(WHAT IS NEEDED): Write out every line of the material as it stands, apart from the pictures.
# # # # # # #
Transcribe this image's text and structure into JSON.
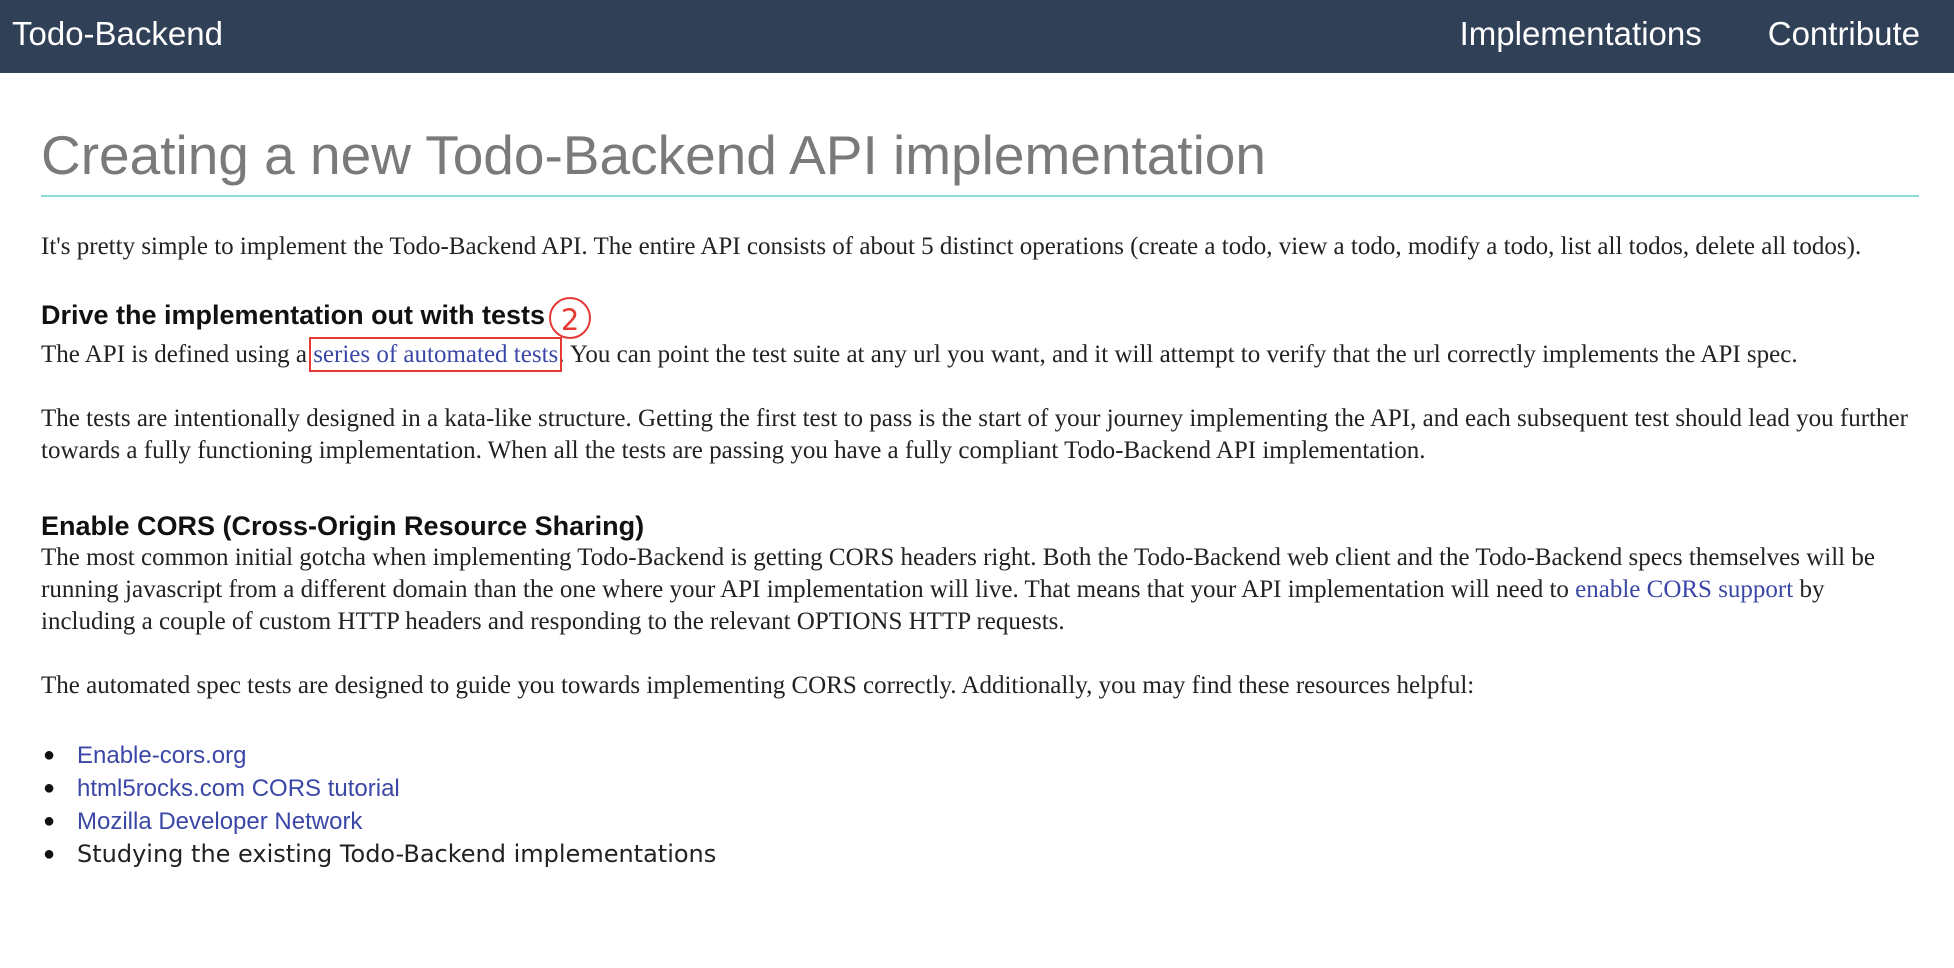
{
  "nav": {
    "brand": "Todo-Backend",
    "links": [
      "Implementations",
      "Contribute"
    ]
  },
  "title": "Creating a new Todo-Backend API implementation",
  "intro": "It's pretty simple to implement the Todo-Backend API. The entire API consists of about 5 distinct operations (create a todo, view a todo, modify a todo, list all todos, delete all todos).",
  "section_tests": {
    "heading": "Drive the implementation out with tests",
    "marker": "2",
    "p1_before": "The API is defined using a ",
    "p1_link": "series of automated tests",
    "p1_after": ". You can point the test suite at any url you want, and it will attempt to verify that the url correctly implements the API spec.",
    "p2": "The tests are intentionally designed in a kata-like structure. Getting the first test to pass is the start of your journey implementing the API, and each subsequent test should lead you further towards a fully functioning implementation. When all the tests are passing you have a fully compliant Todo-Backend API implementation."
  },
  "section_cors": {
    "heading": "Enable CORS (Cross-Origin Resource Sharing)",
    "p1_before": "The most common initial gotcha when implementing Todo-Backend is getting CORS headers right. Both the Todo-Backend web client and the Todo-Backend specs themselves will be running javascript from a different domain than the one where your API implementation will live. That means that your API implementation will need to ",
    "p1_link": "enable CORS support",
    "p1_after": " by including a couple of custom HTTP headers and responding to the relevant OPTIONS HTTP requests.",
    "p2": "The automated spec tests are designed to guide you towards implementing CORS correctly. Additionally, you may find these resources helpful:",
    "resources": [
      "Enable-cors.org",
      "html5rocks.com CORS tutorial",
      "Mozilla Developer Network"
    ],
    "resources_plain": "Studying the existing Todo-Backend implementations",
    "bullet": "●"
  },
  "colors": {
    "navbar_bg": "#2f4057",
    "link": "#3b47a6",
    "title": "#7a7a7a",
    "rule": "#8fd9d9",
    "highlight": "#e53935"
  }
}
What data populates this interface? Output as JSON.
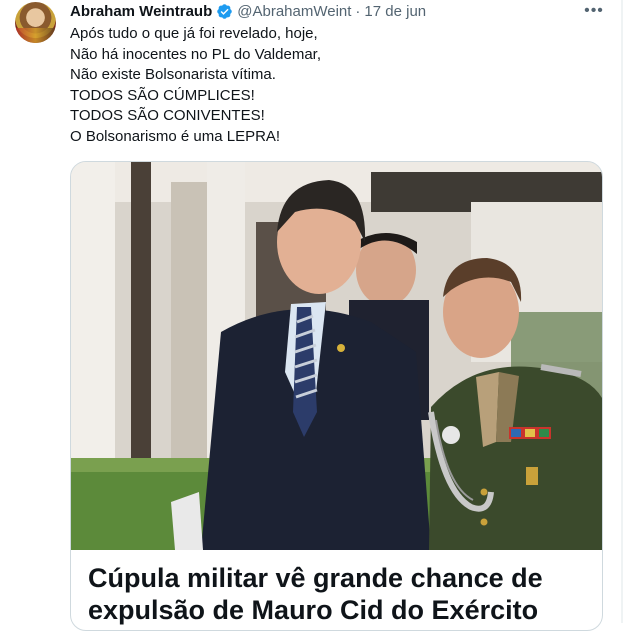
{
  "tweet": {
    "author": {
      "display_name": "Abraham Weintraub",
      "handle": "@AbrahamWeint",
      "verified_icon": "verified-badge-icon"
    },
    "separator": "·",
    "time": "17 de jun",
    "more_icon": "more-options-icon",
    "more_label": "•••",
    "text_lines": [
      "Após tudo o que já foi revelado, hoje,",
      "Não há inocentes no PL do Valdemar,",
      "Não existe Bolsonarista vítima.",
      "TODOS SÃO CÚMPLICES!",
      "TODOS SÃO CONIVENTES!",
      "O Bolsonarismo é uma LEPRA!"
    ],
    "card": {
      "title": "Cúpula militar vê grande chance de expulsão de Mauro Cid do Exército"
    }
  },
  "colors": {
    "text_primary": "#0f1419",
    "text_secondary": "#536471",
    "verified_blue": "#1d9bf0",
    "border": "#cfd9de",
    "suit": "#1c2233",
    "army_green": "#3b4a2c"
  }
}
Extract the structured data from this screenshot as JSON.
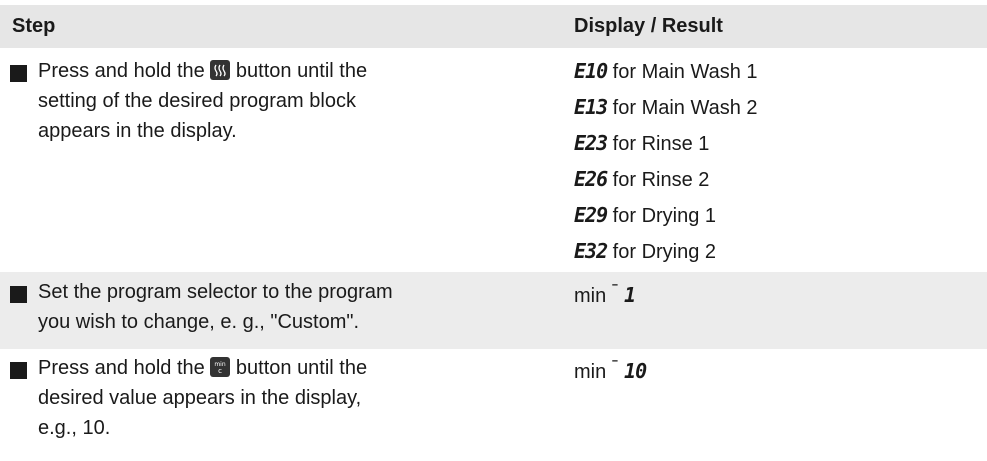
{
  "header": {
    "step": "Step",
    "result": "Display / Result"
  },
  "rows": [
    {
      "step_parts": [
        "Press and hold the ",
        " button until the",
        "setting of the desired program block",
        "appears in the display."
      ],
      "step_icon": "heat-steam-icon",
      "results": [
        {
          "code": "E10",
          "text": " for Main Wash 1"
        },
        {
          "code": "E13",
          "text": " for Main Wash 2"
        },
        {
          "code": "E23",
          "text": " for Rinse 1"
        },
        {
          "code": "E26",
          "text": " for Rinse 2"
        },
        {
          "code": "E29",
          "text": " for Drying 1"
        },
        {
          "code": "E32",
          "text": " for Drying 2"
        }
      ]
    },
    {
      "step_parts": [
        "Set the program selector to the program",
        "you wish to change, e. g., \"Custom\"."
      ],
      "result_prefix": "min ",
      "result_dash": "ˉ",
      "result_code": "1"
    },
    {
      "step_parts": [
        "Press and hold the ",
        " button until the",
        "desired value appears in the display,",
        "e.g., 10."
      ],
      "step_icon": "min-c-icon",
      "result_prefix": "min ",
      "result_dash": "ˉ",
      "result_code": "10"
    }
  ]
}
# # # # # # #
(EXERCISE RESPONSE):
Transcribe this image's text and structure into JSON.
{
  "nav": {
    "brand": "Todo-Backend",
    "links": [
      "Implementations",
      "Contribute"
    ]
  },
  "title": "Creating a new Todo-Backend API implementation",
  "intro": "It's pretty simple to implement the Todo-Backend API. The entire API consists of about 5 distinct operations (create a todo, view a todo, modify a todo, list all todos, delete all todos).",
  "section_tests": {
    "heading": "Drive the implementation out with tests",
    "marker": "2",
    "p1_before": "The API is defined using a ",
    "p1_link": "series of automated tests",
    "p1_after": ". You can point the test suite at any url you want, and it will attempt to verify that the url correctly implements the API spec.",
    "p2": "The tests are intentionally designed in a kata-like structure. Getting the first test to pass is the start of your journey implementing the API, and each subsequent test should lead you further towards a fully functioning implementation. When all the tests are passing you have a fully compliant Todo-Backend API implementation."
  },
  "section_cors": {
    "heading": "Enable CORS (Cross-Origin Resource Sharing)",
    "p1_before": "The most common initial gotcha when implementing Todo-Backend is getting CORS headers right. Both the Todo-Backend web client and the Todo-Backend specs themselves will be running javascript from a different domain than the one where your API implementation will live. That means that your API implementation will need to ",
    "p1_link": "enable CORS support",
    "p1_after": " by including a couple of custom HTTP headers and responding to the relevant OPTIONS HTTP requests.",
    "p2": "The automated spec tests are designed to guide you towards implementing CORS correctly. Additionally, you may find these resources helpful:",
    "resources": [
      "Enable-cors.org",
      "html5rocks.com CORS tutorial",
      "Mozilla Developer Network"
    ],
    "resources_plain": "Studying the existing Todo-Backend implementations",
    "bullet": "●"
  },
  "colors": {
    "navbar_bg": "#2f4057",
    "link": "#3b47a6",
    "title": "#7a7a7a",
    "rule": "#8fd9d9",
    "highlight": "#e53935"
  }
}
What data populates this interface? Output as JSON.
{
  "tweet": {
    "author": {
      "display_name": "Abraham Weintraub",
      "handle": "@AbrahamWeint",
      "verified_icon": "verified-badge-icon"
    },
    "separator": "·",
    "time": "17 de jun",
    "more_icon": "more-options-icon",
    "more_label": "•••",
    "text_lines": [
      "Após tudo o que já foi revelado, hoje,",
      "Não há inocentes no PL do Valdemar,",
      "Não existe Bolsonarista vítima.",
      "TODOS SÃO CÚMPLICES!",
      "TODOS SÃO CONIVENTES!",
      "O Bolsonarismo é uma LEPRA!"
    ],
    "card": {
      "title": "Cúpula militar vê grande chance de expulsão de Mauro Cid do Exército"
    }
  },
  "colors": {
    "text_primary": "#0f1419",
    "text_secondary": "#536471",
    "verified_blue": "#1d9bf0",
    "border": "#cfd9de",
    "suit": "#1c2233",
    "army_green": "#3b4a2c"
  }
}
Extract the structured data from this screenshot as JSON.
{
  "header": {
    "step": "Step",
    "result": "Display / Result"
  },
  "rows": [
    {
      "step_parts": [
        "Press and hold the ",
        " button until the",
        "setting of the desired program block",
        "appears in the display."
      ],
      "step_icon": "heat-steam-icon",
      "results": [
        {
          "code": "E10",
          "text": " for Main Wash 1"
        },
        {
          "code": "E13",
          "text": " for Main Wash 2"
        },
        {
          "code": "E23",
          "text": " for Rinse 1"
        },
        {
          "code": "E26",
          "text": " for Rinse 2"
        },
        {
          "code": "E29",
          "text": " for Drying 1"
        },
        {
          "code": "E32",
          "text": " for Drying 2"
        }
      ]
    },
    {
      "step_parts": [
        "Set the program selector to the program",
        "you wish to change, e. g., \"Custom\"."
      ],
      "result_prefix": "min ",
      "result_dash": "ˉ",
      "result_code": "1"
    },
    {
      "step_parts": [
        "Press and hold the ",
        " button until the",
        "desired value appears in the display,",
        "e.g., 10."
      ],
      "step_icon": "min-c-icon",
      "result_prefix": "min ",
      "result_dash": "ˉ",
      "result_code": "10"
    }
  ]
}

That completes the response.